■ Problem details
Every record should be copied exactly, except that pictures are to be omitted.

■ Excerpted data
—————

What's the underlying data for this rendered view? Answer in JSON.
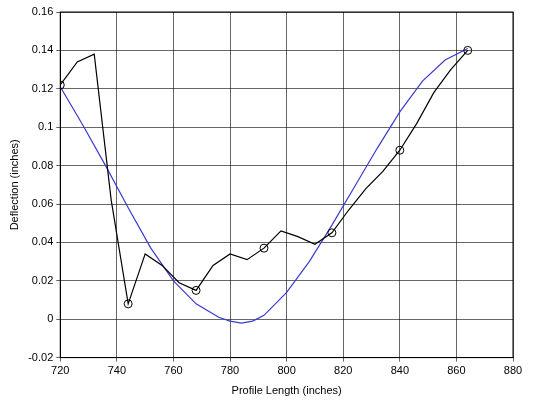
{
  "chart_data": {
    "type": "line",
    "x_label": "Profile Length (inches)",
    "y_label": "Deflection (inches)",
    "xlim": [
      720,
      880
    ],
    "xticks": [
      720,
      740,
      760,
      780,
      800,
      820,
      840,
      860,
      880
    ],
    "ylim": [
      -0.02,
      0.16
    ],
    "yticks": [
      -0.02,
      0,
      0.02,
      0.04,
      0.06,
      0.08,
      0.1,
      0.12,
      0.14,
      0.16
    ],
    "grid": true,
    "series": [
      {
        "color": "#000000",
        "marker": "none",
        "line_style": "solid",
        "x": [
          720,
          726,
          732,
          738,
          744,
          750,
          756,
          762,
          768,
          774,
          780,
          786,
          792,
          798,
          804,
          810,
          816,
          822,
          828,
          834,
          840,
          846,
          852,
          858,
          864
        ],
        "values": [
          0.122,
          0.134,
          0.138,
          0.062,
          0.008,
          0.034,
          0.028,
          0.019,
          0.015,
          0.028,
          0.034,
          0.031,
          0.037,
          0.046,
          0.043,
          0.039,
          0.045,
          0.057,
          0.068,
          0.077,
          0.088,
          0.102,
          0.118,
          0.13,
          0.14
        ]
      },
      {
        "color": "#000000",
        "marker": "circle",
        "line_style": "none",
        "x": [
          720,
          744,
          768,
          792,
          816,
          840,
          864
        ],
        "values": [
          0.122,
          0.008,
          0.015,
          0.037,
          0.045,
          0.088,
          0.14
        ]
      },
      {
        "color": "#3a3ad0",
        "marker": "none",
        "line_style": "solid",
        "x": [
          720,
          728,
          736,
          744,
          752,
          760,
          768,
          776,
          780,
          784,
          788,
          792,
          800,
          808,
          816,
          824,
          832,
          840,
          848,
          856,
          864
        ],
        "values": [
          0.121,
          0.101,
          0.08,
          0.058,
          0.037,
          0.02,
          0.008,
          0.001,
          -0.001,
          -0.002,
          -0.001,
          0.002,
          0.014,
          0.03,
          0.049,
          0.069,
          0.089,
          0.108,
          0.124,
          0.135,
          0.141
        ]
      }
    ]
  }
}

—————

■ Final result
What's the underlying data for this rendered view? Answer in JSON.
{
  "chart_data": {
    "type": "line",
    "x_label": "Profile Length (inches)",
    "y_label": "Deflection (inches)",
    "xlim": [
      720,
      880
    ],
    "xticks": [
      720,
      740,
      760,
      780,
      800,
      820,
      840,
      860,
      880
    ],
    "ylim": [
      -0.02,
      0.16
    ],
    "yticks": [
      -0.02,
      0,
      0.02,
      0.04,
      0.06,
      0.08,
      0.1,
      0.12,
      0.14,
      0.16
    ],
    "grid": true,
    "series": [
      {
        "color": "#000000",
        "marker": "none",
        "line_style": "solid",
        "x": [
          720,
          726,
          732,
          738,
          744,
          750,
          756,
          762,
          768,
          774,
          780,
          786,
          792,
          798,
          804,
          810,
          816,
          822,
          828,
          834,
          840,
          846,
          852,
          858,
          864
        ],
        "values": [
          0.122,
          0.134,
          0.138,
          0.062,
          0.008,
          0.034,
          0.028,
          0.019,
          0.015,
          0.028,
          0.034,
          0.031,
          0.037,
          0.046,
          0.043,
          0.039,
          0.045,
          0.057,
          0.068,
          0.077,
          0.088,
          0.102,
          0.118,
          0.13,
          0.14
        ]
      },
      {
        "color": "#000000",
        "marker": "circle",
        "line_style": "none",
        "x": [
          720,
          744,
          768,
          792,
          816,
          840,
          864
        ],
        "values": [
          0.122,
          0.008,
          0.015,
          0.037,
          0.045,
          0.088,
          0.14
        ]
      },
      {
        "color": "#3a3ad0",
        "marker": "none",
        "line_style": "solid",
        "x": [
          720,
          728,
          736,
          744,
          752,
          760,
          768,
          776,
          780,
          784,
          788,
          792,
          800,
          808,
          816,
          824,
          832,
          840,
          848,
          856,
          864
        ],
        "values": [
          0.121,
          0.101,
          0.08,
          0.058,
          0.037,
          0.02,
          0.008,
          0.001,
          -0.001,
          -0.002,
          -0.001,
          0.002,
          0.014,
          0.03,
          0.049,
          0.069,
          0.089,
          0.108,
          0.124,
          0.135,
          0.141
        ]
      }
    ]
  }
}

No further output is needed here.